- _THE TASK_: Look through the entries and report how many lines include the word "week". Give the number alone.

- _Stored entries_:

= = = =

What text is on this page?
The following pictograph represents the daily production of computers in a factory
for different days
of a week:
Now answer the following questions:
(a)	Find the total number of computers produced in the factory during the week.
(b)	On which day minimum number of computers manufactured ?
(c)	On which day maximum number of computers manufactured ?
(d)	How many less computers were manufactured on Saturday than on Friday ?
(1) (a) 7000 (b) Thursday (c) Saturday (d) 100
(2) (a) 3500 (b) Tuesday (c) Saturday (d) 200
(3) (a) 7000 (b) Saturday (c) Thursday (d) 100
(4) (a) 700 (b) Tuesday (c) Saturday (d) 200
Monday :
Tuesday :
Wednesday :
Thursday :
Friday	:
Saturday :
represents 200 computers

= = = =

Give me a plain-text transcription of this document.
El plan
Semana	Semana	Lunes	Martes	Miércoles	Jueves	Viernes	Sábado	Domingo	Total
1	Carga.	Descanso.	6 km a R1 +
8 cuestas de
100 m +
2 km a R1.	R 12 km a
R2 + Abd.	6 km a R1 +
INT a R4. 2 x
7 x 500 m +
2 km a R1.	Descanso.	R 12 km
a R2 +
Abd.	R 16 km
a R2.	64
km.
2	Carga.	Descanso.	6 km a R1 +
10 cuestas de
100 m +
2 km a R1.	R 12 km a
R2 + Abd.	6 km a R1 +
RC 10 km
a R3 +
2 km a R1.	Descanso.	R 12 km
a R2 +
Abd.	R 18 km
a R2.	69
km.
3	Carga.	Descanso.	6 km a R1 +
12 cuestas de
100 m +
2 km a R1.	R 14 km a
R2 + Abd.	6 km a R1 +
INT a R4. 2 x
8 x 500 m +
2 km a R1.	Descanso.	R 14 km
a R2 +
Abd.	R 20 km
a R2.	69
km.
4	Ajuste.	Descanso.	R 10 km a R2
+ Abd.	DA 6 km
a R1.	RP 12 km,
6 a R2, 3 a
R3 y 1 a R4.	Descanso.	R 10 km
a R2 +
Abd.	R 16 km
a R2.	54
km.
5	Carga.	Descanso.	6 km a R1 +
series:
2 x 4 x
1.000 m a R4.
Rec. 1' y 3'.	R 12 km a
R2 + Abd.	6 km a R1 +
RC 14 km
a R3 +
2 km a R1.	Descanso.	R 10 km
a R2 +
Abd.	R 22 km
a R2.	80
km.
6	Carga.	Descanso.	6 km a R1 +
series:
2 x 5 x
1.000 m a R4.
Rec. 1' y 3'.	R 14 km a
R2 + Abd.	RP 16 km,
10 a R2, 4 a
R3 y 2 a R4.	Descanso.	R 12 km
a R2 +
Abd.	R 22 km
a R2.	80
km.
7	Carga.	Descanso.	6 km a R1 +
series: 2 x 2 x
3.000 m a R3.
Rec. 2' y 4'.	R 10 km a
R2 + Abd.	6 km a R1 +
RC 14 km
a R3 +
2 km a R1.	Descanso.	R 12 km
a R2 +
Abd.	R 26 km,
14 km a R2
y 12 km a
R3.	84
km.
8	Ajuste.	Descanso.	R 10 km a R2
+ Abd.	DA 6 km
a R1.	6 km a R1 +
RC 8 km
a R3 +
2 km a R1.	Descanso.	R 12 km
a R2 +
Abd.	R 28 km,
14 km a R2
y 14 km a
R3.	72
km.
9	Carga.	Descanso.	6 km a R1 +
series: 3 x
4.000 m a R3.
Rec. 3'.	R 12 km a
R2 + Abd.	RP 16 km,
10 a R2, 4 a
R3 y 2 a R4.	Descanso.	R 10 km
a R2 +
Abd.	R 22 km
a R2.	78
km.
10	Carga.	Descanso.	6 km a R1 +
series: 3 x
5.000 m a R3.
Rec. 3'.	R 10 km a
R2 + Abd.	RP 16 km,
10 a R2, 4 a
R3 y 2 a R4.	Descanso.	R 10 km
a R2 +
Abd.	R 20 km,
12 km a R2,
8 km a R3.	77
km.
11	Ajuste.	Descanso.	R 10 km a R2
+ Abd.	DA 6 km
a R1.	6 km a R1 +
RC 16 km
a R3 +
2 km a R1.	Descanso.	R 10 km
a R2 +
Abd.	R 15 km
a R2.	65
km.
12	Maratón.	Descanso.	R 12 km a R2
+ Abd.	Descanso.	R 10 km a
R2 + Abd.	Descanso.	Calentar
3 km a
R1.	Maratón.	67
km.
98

= = = =

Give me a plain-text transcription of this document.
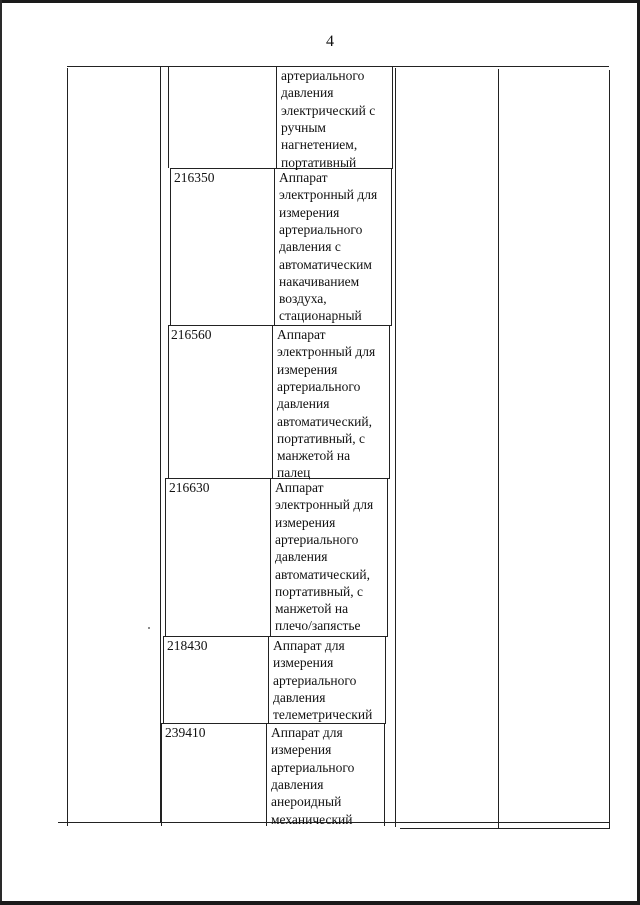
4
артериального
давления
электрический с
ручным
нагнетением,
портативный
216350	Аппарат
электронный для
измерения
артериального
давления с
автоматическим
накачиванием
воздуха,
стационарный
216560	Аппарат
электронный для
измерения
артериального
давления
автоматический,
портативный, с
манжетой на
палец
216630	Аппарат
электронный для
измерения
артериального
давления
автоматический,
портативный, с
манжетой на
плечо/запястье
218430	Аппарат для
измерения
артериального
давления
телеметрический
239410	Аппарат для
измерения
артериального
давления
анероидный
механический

= = = =

- _CORRECT RESPONSE_: 2